Entries supplied

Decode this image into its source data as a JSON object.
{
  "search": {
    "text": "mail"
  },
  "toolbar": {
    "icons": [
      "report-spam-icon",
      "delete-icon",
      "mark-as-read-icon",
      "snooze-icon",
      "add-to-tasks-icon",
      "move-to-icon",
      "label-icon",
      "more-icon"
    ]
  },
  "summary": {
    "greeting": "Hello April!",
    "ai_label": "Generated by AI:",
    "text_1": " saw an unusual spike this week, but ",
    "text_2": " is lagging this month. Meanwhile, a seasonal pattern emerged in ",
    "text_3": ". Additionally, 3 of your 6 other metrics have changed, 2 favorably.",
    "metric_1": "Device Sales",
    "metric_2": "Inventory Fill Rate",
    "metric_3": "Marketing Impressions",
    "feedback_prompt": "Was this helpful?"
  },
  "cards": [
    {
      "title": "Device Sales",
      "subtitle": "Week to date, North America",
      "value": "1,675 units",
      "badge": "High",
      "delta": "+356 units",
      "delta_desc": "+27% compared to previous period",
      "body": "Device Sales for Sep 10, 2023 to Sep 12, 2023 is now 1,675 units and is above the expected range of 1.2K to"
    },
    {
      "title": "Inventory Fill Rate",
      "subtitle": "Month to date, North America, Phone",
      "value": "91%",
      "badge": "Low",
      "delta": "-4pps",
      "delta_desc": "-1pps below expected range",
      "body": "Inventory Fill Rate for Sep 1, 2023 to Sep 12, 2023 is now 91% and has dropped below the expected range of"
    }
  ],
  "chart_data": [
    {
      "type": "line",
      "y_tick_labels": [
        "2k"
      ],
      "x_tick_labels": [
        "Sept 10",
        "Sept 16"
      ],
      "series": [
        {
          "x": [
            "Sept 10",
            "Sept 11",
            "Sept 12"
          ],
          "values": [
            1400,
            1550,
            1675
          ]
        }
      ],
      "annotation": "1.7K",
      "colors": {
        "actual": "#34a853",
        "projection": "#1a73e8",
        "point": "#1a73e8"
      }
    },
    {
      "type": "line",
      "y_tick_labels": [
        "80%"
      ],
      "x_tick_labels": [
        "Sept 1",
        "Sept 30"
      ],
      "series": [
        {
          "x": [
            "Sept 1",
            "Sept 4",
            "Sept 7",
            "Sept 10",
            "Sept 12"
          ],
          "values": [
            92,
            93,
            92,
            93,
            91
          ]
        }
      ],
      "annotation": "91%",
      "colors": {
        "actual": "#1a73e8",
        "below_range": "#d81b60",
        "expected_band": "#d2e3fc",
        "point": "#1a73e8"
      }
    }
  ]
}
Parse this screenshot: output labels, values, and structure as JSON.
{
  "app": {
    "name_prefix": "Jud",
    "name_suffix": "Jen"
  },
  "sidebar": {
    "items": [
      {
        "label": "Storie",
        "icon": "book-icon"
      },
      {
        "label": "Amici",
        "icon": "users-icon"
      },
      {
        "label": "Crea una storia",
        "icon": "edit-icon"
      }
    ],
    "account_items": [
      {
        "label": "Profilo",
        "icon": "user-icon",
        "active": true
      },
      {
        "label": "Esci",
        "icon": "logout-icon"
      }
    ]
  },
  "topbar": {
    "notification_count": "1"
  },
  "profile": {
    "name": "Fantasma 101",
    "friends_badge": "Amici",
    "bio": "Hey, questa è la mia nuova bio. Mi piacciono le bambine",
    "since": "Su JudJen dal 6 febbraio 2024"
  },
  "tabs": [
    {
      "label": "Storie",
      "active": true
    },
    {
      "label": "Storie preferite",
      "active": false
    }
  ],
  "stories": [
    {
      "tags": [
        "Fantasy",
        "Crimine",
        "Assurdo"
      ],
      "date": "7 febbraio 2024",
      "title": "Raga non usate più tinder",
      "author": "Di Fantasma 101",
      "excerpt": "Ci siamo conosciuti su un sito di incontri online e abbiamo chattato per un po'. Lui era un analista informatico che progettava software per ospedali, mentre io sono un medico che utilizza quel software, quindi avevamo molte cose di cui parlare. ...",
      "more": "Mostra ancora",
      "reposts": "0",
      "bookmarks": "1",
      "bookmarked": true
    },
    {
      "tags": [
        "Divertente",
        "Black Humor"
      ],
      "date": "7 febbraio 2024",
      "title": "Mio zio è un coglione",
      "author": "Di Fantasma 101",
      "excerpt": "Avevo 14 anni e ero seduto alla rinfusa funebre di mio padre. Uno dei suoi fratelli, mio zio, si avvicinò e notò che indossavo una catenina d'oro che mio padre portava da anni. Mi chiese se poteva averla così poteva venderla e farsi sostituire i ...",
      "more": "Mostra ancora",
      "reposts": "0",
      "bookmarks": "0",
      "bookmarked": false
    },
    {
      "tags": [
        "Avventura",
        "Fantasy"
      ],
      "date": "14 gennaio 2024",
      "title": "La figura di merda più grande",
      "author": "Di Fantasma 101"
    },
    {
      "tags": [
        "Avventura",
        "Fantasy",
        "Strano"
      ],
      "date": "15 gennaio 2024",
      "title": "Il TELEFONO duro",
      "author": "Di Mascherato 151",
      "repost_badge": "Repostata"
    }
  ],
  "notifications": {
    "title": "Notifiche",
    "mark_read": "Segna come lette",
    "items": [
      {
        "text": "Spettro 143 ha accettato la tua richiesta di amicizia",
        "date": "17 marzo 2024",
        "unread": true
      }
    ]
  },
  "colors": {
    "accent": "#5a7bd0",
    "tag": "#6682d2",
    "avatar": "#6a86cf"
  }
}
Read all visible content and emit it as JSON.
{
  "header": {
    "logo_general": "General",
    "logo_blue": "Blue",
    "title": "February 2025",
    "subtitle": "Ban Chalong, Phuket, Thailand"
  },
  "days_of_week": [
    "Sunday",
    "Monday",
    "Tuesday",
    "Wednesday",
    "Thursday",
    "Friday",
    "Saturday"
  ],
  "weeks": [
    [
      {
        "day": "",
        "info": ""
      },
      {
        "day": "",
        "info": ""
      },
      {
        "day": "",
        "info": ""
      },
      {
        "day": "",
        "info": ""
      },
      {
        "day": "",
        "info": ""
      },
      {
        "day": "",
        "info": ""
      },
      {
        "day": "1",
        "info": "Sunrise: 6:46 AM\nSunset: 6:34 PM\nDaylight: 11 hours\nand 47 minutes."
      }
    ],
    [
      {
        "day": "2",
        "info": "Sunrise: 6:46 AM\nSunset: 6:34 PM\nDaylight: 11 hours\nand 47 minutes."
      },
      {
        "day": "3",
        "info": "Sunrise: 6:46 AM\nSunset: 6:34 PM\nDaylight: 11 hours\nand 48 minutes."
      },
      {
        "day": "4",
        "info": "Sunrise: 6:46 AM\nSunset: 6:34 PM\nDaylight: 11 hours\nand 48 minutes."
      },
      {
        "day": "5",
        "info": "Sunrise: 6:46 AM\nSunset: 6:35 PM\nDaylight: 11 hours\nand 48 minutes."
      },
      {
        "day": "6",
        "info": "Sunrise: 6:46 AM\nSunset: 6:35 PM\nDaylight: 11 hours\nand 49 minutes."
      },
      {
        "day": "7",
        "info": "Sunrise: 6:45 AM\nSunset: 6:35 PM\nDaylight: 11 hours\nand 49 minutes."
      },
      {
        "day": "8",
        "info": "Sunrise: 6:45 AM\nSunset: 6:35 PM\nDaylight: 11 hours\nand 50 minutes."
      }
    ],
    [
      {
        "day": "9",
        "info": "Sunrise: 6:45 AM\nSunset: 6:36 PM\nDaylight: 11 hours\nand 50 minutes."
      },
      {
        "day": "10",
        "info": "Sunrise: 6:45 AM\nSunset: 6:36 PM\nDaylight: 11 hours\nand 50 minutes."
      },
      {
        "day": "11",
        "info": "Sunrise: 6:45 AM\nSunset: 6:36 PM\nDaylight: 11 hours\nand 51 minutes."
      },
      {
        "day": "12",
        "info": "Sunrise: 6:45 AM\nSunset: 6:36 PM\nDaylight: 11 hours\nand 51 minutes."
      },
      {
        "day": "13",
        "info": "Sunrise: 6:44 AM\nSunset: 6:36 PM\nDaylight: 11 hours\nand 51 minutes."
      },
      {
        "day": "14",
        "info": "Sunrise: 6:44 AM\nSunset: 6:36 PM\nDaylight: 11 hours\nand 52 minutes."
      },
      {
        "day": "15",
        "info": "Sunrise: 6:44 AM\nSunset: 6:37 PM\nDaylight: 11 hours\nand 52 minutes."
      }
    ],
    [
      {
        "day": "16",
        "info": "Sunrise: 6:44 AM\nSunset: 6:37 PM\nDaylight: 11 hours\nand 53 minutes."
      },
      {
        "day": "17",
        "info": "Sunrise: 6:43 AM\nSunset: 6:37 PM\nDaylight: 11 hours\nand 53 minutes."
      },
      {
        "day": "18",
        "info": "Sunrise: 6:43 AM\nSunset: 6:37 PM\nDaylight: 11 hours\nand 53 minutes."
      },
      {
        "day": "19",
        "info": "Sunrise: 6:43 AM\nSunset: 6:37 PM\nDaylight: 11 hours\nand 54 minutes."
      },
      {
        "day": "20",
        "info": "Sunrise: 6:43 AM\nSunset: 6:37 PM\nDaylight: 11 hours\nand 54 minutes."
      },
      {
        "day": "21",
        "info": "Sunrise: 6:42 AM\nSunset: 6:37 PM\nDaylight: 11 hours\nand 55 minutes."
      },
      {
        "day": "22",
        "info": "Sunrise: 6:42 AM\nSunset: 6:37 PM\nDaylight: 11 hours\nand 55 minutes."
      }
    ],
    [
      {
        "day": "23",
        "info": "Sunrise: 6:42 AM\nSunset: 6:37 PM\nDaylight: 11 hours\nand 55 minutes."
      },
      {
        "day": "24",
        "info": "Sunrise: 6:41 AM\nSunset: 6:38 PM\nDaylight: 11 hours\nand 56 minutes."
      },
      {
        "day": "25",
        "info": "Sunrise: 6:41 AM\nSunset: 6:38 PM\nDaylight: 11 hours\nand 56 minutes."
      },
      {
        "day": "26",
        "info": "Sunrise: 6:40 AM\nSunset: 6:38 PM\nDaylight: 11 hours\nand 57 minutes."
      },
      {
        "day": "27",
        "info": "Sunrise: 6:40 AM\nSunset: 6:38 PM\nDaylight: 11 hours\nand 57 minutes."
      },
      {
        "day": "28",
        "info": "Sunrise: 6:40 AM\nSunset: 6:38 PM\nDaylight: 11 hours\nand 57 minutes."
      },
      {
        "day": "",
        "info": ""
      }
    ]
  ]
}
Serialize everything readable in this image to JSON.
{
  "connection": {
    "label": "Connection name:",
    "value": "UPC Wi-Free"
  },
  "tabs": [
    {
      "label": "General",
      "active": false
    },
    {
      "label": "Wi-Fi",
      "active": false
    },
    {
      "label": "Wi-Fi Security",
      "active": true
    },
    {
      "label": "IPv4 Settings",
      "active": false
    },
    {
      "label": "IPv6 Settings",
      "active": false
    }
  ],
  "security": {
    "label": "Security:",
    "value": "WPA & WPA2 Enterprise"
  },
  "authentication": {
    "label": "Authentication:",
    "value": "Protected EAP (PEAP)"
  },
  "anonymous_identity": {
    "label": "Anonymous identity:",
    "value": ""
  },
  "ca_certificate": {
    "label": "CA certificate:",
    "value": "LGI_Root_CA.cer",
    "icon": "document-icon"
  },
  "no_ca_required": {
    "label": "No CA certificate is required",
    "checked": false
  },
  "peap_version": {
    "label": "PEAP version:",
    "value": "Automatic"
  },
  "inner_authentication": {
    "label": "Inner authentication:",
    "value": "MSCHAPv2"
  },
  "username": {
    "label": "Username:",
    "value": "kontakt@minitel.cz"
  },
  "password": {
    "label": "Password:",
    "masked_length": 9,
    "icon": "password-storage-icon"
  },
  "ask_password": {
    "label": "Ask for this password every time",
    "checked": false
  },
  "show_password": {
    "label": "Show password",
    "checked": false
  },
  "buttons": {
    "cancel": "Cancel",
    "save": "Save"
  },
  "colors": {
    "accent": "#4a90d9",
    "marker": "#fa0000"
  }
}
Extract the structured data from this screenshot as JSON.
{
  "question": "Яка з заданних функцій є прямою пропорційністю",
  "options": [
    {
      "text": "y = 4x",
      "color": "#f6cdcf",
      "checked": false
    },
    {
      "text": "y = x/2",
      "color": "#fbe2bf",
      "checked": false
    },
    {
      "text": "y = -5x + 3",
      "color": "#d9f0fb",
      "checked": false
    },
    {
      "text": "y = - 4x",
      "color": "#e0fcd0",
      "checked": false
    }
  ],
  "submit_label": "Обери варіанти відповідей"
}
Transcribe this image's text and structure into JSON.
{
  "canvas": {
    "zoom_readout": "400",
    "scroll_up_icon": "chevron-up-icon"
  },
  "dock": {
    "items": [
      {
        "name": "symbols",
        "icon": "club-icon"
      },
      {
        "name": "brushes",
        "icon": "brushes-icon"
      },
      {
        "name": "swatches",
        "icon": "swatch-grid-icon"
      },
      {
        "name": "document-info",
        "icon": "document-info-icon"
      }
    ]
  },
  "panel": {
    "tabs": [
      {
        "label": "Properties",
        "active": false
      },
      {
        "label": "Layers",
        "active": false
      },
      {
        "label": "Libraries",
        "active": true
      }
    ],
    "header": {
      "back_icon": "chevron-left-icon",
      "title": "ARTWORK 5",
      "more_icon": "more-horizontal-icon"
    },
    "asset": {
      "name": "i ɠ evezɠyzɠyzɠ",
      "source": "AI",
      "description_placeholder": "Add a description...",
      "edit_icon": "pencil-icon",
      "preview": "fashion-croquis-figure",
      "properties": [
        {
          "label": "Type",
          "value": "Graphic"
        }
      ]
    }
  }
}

Task goal
Return only those lines of the records that contain the string "America".

Answer to the problem
      "subtitle": "Week to date, North America",
      "subtitle": "Month to date, North America, Phone",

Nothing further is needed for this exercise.